## SET TASK:
Work out how many lines include "training" and answer with that number only.

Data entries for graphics
"""

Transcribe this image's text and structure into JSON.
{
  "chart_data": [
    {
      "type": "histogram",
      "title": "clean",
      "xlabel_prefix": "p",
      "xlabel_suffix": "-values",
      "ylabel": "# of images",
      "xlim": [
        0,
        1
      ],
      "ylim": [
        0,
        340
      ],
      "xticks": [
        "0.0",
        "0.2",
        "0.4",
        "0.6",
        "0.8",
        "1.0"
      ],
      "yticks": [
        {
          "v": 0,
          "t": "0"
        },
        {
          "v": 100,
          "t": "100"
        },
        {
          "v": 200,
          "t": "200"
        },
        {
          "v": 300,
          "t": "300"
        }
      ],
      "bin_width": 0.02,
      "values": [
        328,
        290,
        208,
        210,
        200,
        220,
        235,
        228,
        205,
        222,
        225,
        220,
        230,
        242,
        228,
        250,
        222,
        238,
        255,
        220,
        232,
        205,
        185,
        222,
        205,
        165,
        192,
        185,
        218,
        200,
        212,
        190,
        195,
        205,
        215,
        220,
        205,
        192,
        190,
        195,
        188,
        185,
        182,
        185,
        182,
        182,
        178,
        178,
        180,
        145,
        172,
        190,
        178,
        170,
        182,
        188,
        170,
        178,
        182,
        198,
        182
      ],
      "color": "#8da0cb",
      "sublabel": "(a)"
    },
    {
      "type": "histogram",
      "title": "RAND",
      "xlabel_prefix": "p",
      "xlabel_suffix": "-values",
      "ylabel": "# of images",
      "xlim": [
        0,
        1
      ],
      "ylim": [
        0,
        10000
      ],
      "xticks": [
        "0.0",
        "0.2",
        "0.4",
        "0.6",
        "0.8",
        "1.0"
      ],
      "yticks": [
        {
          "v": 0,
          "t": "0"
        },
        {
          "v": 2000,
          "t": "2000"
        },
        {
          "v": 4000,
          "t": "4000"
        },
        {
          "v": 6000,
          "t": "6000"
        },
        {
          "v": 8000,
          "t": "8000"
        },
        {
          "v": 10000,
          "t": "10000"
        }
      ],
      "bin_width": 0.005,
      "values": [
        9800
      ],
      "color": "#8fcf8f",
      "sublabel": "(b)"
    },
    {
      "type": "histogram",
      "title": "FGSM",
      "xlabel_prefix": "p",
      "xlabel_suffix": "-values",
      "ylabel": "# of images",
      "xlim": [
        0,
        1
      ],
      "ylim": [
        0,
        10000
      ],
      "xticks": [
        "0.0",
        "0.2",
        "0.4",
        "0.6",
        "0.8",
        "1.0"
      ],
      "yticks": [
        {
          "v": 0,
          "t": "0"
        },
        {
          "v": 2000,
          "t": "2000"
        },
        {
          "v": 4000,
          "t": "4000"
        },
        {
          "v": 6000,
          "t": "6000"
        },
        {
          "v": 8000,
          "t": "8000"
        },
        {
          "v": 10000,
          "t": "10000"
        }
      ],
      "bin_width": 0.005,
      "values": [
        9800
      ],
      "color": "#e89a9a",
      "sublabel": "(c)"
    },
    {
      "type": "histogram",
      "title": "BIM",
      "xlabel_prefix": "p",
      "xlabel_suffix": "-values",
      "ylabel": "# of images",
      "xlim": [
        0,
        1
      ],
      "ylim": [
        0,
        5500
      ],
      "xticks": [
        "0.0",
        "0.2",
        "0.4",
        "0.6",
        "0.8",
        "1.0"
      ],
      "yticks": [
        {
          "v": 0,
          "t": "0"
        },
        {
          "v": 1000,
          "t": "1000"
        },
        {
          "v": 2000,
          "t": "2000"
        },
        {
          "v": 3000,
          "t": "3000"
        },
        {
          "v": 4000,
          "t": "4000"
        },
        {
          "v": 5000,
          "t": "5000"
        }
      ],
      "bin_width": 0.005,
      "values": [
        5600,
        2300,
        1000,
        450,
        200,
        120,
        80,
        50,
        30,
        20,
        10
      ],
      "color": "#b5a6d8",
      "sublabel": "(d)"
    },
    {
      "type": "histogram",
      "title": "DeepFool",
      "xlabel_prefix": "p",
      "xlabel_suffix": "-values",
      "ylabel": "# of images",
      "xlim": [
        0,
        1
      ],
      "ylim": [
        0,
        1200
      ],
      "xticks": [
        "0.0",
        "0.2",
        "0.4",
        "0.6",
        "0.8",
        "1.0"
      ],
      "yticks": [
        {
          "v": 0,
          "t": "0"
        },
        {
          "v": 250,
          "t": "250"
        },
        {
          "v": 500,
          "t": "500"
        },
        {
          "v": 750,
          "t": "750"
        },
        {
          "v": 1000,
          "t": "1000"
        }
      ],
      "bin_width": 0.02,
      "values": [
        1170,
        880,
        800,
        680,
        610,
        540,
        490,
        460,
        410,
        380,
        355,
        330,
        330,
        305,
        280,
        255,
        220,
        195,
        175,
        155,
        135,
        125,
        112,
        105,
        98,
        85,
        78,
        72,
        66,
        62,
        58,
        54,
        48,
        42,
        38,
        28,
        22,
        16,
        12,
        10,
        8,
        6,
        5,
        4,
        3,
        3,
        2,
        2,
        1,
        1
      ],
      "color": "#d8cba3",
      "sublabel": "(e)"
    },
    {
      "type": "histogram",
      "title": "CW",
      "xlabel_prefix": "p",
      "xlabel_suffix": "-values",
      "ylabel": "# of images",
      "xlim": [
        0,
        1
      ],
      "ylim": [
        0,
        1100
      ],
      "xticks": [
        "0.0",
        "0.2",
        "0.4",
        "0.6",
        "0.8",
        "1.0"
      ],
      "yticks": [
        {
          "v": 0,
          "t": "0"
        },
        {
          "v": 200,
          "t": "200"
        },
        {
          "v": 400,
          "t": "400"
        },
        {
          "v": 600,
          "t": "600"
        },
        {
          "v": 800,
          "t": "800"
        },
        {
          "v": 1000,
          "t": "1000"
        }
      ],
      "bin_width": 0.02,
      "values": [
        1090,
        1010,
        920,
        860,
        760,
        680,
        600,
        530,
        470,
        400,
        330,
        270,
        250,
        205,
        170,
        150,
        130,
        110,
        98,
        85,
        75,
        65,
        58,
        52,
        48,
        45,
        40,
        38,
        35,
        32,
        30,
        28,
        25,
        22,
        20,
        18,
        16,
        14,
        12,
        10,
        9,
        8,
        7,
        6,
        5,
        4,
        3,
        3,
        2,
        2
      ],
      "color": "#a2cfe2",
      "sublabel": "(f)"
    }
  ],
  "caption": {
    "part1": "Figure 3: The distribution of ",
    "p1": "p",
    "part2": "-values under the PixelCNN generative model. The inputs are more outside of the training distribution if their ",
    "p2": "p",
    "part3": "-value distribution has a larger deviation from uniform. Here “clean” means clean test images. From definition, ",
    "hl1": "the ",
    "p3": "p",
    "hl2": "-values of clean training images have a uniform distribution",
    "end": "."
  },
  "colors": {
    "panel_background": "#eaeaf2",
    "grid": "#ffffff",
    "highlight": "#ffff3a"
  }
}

"""

## RESULT OF THIS TASK:
2